Among the lines below, count those with "title". Give only the number.

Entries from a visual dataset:
+ + + + + + +
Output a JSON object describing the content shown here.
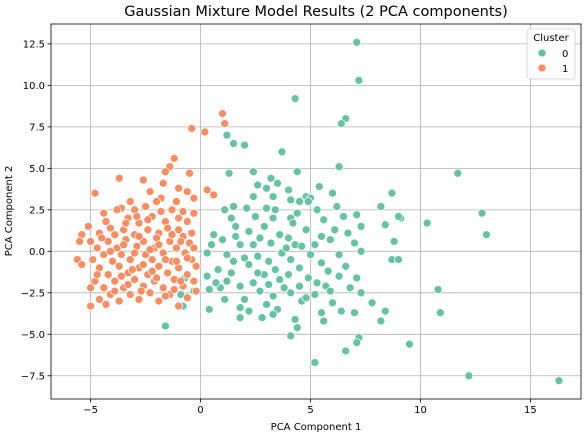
{
  "chart_data": {
    "type": "scatter",
    "title": "Gaussian Mixture Model Results (2 PCA components)",
    "xlabel": "PCA Component 1",
    "ylabel": "PCA Component 2",
    "xlim": [
      -6.8,
      17.3
    ],
    "ylim": [
      -8.9,
      13.7
    ],
    "xticks": [
      -5,
      0,
      5,
      10,
      15
    ],
    "yticks": [
      -7.5,
      -5.0,
      -2.5,
      0.0,
      2.5,
      5.0,
      7.5,
      10.0,
      12.5
    ],
    "grid": true,
    "legend": {
      "title": "Cluster",
      "placement": "top-right",
      "entries": [
        "0",
        "1"
      ]
    },
    "colors": {
      "0": "#66c2a5",
      "1": "#fc8d62"
    },
    "series": [
      {
        "name": "0",
        "color": "#66c2a5",
        "points": [
          [
            7.1,
            12.6
          ],
          [
            7.2,
            10.3
          ],
          [
            4.3,
            9.2
          ],
          [
            6.6,
            8.0
          ],
          [
            6.4,
            7.7
          ],
          [
            1.2,
            7.0
          ],
          [
            1.5,
            6.5
          ],
          [
            2.0,
            6.4
          ],
          [
            3.7,
            6.0
          ],
          [
            6.3,
            5.1
          ],
          [
            4.4,
            4.8
          ],
          [
            11.7,
            4.7
          ],
          [
            1.3,
            4.7
          ],
          [
            2.4,
            4.8
          ],
          [
            3.2,
            4.4
          ],
          [
            2.6,
            4.0
          ],
          [
            3.5,
            4.1
          ],
          [
            3.0,
            3.8
          ],
          [
            4.0,
            3.7
          ],
          [
            5.4,
            3.9
          ],
          [
            8.7,
            3.5
          ],
          [
            6.0,
            3.5
          ],
          [
            4.8,
            3.3
          ],
          [
            3.3,
            3.3
          ],
          [
            5.0,
            3.2
          ],
          [
            4.9,
            3.0
          ],
          [
            4.5,
            3.0
          ],
          [
            4.1,
            3.1
          ],
          [
            2.4,
            3.3
          ],
          [
            2.1,
            2.6
          ],
          [
            1.5,
            2.7
          ],
          [
            8.2,
            2.7
          ],
          [
            6.2,
            2.7
          ],
          [
            5.3,
            2.5
          ],
          [
            3.4,
            2.5
          ],
          [
            1.1,
            2.5
          ],
          [
            1.4,
            2.0
          ],
          [
            3.0,
            2.6
          ],
          [
            4.4,
            2.3
          ],
          [
            12.8,
            2.3
          ],
          [
            7.1,
            2.2
          ],
          [
            6.5,
            2.1
          ],
          [
            9.1,
            2.0
          ],
          [
            9.0,
            2.1
          ],
          [
            2.5,
            2.1
          ],
          [
            4.1,
            2.0
          ],
          [
            3.3,
            2.0
          ],
          [
            5.6,
            1.9
          ],
          [
            10.3,
            1.7
          ],
          [
            8.4,
            1.6
          ],
          [
            7.3,
            1.5
          ],
          [
            1.6,
            1.5
          ],
          [
            2.2,
            1.2
          ],
          [
            4.8,
            1.3
          ],
          [
            6.1,
            1.3
          ],
          [
            13.0,
            1.0
          ],
          [
            5.5,
            0.9
          ],
          [
            3.6,
            1.0
          ],
          [
            4.0,
            0.8
          ],
          [
            0.6,
            1.0
          ],
          [
            2.7,
            0.8
          ],
          [
            1.0,
            0.7
          ],
          [
            3.2,
            0.5
          ],
          [
            5.9,
            0.7
          ],
          [
            7.0,
            0.5
          ],
          [
            4.3,
            0.4
          ],
          [
            8.8,
            0.6
          ],
          [
            0.5,
            0.4
          ],
          [
            1.8,
            0.4
          ],
          [
            2.4,
            0.4
          ],
          [
            4.6,
            0.3
          ],
          [
            7.3,
            0.0
          ],
          [
            3.7,
            -0.1
          ],
          [
            5.0,
            -0.2
          ],
          [
            0.3,
            -0.1
          ],
          [
            1.2,
            -0.2
          ],
          [
            2.6,
            -0.3
          ],
          [
            6.3,
            -0.2
          ],
          [
            8.7,
            -0.5
          ],
          [
            9.0,
            -0.5
          ],
          [
            4.1,
            -0.5
          ],
          [
            3.1,
            -0.6
          ],
          [
            1.5,
            -0.6
          ],
          [
            5.5,
            -0.7
          ],
          [
            2.2,
            -0.8
          ],
          [
            6.6,
            -0.9
          ],
          [
            4.5,
            -1.0
          ],
          [
            0.8,
            -1.1
          ],
          [
            3.4,
            -1.1
          ],
          [
            5.8,
            -1.2
          ],
          [
            1.4,
            -1.3
          ],
          [
            2.9,
            -1.4
          ],
          [
            4.0,
            -1.4
          ],
          [
            0.3,
            -1.5
          ],
          [
            6.3,
            -1.5
          ],
          [
            7.1,
            -1.6
          ],
          [
            4.9,
            -1.6
          ],
          [
            3.6,
            -1.7
          ],
          [
            1.2,
            -1.8
          ],
          [
            2.4,
            -1.9
          ],
          [
            -0.7,
            -1.6
          ],
          [
            5.3,
            -1.9
          ],
          [
            5.7,
            -2.1
          ],
          [
            4.5,
            -2.1
          ],
          [
            3.1,
            -2.0
          ],
          [
            6.8,
            -2.2
          ],
          [
            1.8,
            -2.1
          ],
          [
            0.9,
            -2.2
          ],
          [
            0.4,
            -2.3
          ],
          [
            2.7,
            -2.4
          ],
          [
            -0.3,
            -2.4
          ],
          [
            4.1,
            -2.5
          ],
          [
            7.3,
            -2.5
          ],
          [
            5.2,
            -2.6
          ],
          [
            10.8,
            -2.3
          ],
          [
            3.3,
            -2.7
          ],
          [
            2.0,
            -2.9
          ],
          [
            -0.9,
            -2.6
          ],
          [
            4.6,
            -3.0
          ],
          [
            6.0,
            -3.1
          ],
          [
            7.8,
            -3.1
          ],
          [
            -0.8,
            -3.3
          ],
          [
            0.4,
            -3.5
          ],
          [
            1.8,
            -3.4
          ],
          [
            3.5,
            -3.5
          ],
          [
            2.2,
            -3.6
          ],
          [
            5.5,
            -3.7
          ],
          [
            6.4,
            -3.6
          ],
          [
            7.0,
            -3.7
          ],
          [
            8.4,
            -3.6
          ],
          [
            10.9,
            -3.7
          ],
          [
            1.8,
            -4.0
          ],
          [
            2.8,
            -4.0
          ],
          [
            3.3,
            -3.8
          ],
          [
            4.3,
            -4.1
          ],
          [
            8.2,
            -4.2
          ],
          [
            5.6,
            -4.2
          ],
          [
            -1.6,
            -4.5
          ],
          [
            4.4,
            -4.6
          ],
          [
            4.1,
            -5.1
          ],
          [
            7.2,
            -5.2
          ],
          [
            7.1,
            -5.5
          ],
          [
            9.5,
            -5.6
          ],
          [
            6.6,
            -6.0
          ],
          [
            5.2,
            -6.7
          ],
          [
            12.2,
            -7.5
          ],
          [
            16.3,
            -7.8
          ],
          [
            0.7,
            -1.9
          ],
          [
            2.6,
            -1.3
          ],
          [
            3.8,
            -2.2
          ],
          [
            1.6,
            0.9
          ],
          [
            2.9,
            1.5
          ],
          [
            4.2,
            1.7
          ],
          [
            5.2,
            0.4
          ],
          [
            6.7,
            1.1
          ],
          [
            3.0,
            -3.2
          ],
          [
            2.0,
            -0.4
          ],
          [
            4.8,
            -2.8
          ],
          [
            1.1,
            -2.9
          ],
          [
            5.9,
            -2.4
          ],
          [
            3.9,
            0.2
          ]
        ]
      },
      {
        "name": "1",
        "color": "#fc8d62",
        "points": [
          [
            1.0,
            8.3
          ],
          [
            1.1,
            7.7
          ],
          [
            -0.4,
            7.4
          ],
          [
            0.2,
            7.2
          ],
          [
            -1.2,
            5.6
          ],
          [
            -1.4,
            5.1
          ],
          [
            -1.6,
            4.8
          ],
          [
            -0.5,
            4.7
          ],
          [
            -2.6,
            4.3
          ],
          [
            -3.7,
            4.4
          ],
          [
            -1.7,
            4.1
          ],
          [
            -1.0,
            3.8
          ],
          [
            -0.6,
            3.6
          ],
          [
            0.3,
            3.7
          ],
          [
            0.6,
            3.4
          ],
          [
            -4.8,
            3.5
          ],
          [
            -2.3,
            3.6
          ],
          [
            -1.8,
            3.2
          ],
          [
            -3.2,
            3.0
          ],
          [
            -1.1,
            3.0
          ],
          [
            -0.3,
            3.2
          ],
          [
            -2.5,
            2.7
          ],
          [
            -3.0,
            2.5
          ],
          [
            -3.6,
            2.6
          ],
          [
            -3.8,
            2.5
          ],
          [
            -4.4,
            2.3
          ],
          [
            -1.3,
            2.5
          ],
          [
            -0.8,
            2.4
          ],
          [
            -0.3,
            2.3
          ],
          [
            -5.1,
            1.5
          ],
          [
            -3.3,
            2.0
          ],
          [
            -2.2,
            2.1
          ],
          [
            -1.6,
            1.8
          ],
          [
            -0.6,
            1.8
          ],
          [
            -2.8,
            1.7
          ],
          [
            -4.1,
            1.4
          ],
          [
            -3.5,
            1.3
          ],
          [
            -2.4,
            1.3
          ],
          [
            -1.0,
            1.3
          ],
          [
            -5.4,
            1.0
          ],
          [
            -4.6,
            1.1
          ],
          [
            -3.9,
            1.0
          ],
          [
            -3.0,
            1.0
          ],
          [
            -1.9,
            1.1
          ],
          [
            -0.8,
            0.9
          ],
          [
            -5.5,
            0.6
          ],
          [
            -5.0,
            0.6
          ],
          [
            -4.2,
            0.6
          ],
          [
            -3.4,
            0.7
          ],
          [
            -2.6,
            0.6
          ],
          [
            -1.4,
            0.6
          ],
          [
            -0.5,
            0.5
          ],
          [
            -4.7,
            0.2
          ],
          [
            -3.8,
            0.2
          ],
          [
            -2.9,
            0.3
          ],
          [
            -2.1,
            0.2
          ],
          [
            -1.1,
            0.2
          ],
          [
            -0.3,
            0.2
          ],
          [
            -4.4,
            -0.2
          ],
          [
            -3.6,
            -0.2
          ],
          [
            -2.5,
            -0.2
          ],
          [
            -1.7,
            -0.1
          ],
          [
            -0.7,
            -0.1
          ],
          [
            -5.6,
            -0.5
          ],
          [
            -5.4,
            -0.8
          ],
          [
            -4.9,
            -0.5
          ],
          [
            -4.0,
            -0.6
          ],
          [
            -3.2,
            -0.5
          ],
          [
            -2.2,
            -0.5
          ],
          [
            -1.3,
            -0.6
          ],
          [
            -0.4,
            -0.5
          ],
          [
            -4.6,
            -1.0
          ],
          [
            -3.7,
            -0.9
          ],
          [
            -2.8,
            -1.0
          ],
          [
            -1.9,
            -0.9
          ],
          [
            -1.0,
            -1.0
          ],
          [
            -0.2,
            -0.9
          ],
          [
            -4.2,
            -1.4
          ],
          [
            -3.3,
            -1.3
          ],
          [
            -2.4,
            -1.4
          ],
          [
            -1.5,
            -1.3
          ],
          [
            -0.6,
            -1.4
          ],
          [
            -4.8,
            -1.8
          ],
          [
            -3.9,
            -1.8
          ],
          [
            -3.0,
            -1.7
          ],
          [
            -2.1,
            -1.8
          ],
          [
            -1.2,
            -1.7
          ],
          [
            -0.3,
            -1.8
          ],
          [
            -5.0,
            -2.2
          ],
          [
            -4.4,
            -2.2
          ],
          [
            -3.5,
            -2.2
          ],
          [
            -2.6,
            -2.1
          ],
          [
            -1.7,
            -2.2
          ],
          [
            -0.8,
            -2.1
          ],
          [
            -4.1,
            -2.6
          ],
          [
            -3.2,
            -2.6
          ],
          [
            -2.3,
            -2.5
          ],
          [
            -1.4,
            -2.6
          ],
          [
            -0.6,
            -2.8
          ],
          [
            -4.6,
            -2.9
          ],
          [
            -3.7,
            -3.0
          ],
          [
            -2.8,
            -2.9
          ],
          [
            -1.9,
            -3.0
          ],
          [
            -5.0,
            -3.3
          ],
          [
            -4.3,
            -3.2
          ],
          [
            -1.0,
            -3.3
          ],
          [
            -3.0,
            -0.1
          ],
          [
            -2.0,
            0.8
          ],
          [
            -1.6,
            -0.5
          ],
          [
            -2.4,
            1.9
          ],
          [
            -3.6,
            -1.5
          ],
          [
            -4.5,
            0.8
          ],
          [
            -1.8,
            2.4
          ],
          [
            -2.7,
            -2.4
          ],
          [
            -0.9,
            0.6
          ],
          [
            -3.4,
            1.7
          ],
          [
            -2.0,
            -1.6
          ],
          [
            -1.2,
            -2.3
          ],
          [
            -3.9,
            -2.4
          ],
          [
            -4.7,
            -1.4
          ],
          [
            -0.2,
            -2.4
          ],
          [
            -2.9,
            2.1
          ],
          [
            -1.5,
            1.4
          ],
          [
            -3.1,
            -1.1
          ],
          [
            -2.3,
            0.1
          ],
          [
            -1.1,
            -0.6
          ],
          [
            -4.1,
            0.0
          ],
          [
            -0.4,
            1.1
          ],
          [
            -2.6,
            -0.8
          ],
          [
            -1.9,
            0.4
          ],
          [
            -3.5,
            0.4
          ],
          [
            -2.2,
            -1.2
          ],
          [
            -1.3,
            1.0
          ],
          [
            -4.3,
            1.8
          ],
          [
            -0.9,
            -1.8
          ],
          [
            -2.8,
            0.9
          ],
          [
            -1.6,
            -2.7
          ],
          [
            -3.3,
            -2.0
          ],
          [
            -2.0,
            3.0
          ],
          [
            -1.0,
            2.0
          ],
          [
            -0.6,
            -0.4
          ]
        ]
      }
    ]
  }
}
+ + + + + + +
**Exercise result:** 2